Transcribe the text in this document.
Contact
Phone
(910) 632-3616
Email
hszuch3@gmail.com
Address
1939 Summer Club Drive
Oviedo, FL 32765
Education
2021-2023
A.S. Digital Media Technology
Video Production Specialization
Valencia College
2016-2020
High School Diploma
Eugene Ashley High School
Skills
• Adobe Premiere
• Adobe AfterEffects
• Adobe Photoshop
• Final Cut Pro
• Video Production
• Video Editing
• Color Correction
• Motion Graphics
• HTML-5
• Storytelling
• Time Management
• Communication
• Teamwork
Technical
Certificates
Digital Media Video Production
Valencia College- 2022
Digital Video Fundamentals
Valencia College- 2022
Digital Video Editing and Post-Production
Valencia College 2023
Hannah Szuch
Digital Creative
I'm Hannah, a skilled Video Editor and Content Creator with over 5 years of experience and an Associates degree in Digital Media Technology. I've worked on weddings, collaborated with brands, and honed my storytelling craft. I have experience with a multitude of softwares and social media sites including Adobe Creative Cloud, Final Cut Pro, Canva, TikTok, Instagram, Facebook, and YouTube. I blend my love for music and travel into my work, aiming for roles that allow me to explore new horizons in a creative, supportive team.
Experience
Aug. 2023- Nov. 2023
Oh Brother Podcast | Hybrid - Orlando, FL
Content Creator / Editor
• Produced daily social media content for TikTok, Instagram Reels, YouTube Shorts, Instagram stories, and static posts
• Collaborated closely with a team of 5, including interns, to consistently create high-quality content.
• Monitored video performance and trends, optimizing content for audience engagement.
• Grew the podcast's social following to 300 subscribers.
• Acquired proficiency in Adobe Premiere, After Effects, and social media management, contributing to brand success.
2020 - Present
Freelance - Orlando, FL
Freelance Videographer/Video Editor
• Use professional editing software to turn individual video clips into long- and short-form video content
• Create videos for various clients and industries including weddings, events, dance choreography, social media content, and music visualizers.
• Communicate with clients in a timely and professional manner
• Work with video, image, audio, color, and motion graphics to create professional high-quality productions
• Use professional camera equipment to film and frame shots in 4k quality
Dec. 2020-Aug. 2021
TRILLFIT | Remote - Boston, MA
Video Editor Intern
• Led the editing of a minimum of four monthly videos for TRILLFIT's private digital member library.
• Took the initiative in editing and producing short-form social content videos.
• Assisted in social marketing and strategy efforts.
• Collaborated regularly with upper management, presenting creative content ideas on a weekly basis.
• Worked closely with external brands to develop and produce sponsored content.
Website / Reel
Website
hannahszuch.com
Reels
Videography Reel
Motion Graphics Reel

**Exercise details**
Count every line in the entries above where the word "videos" appears; respond with the number alone.

**Completed exercise**
3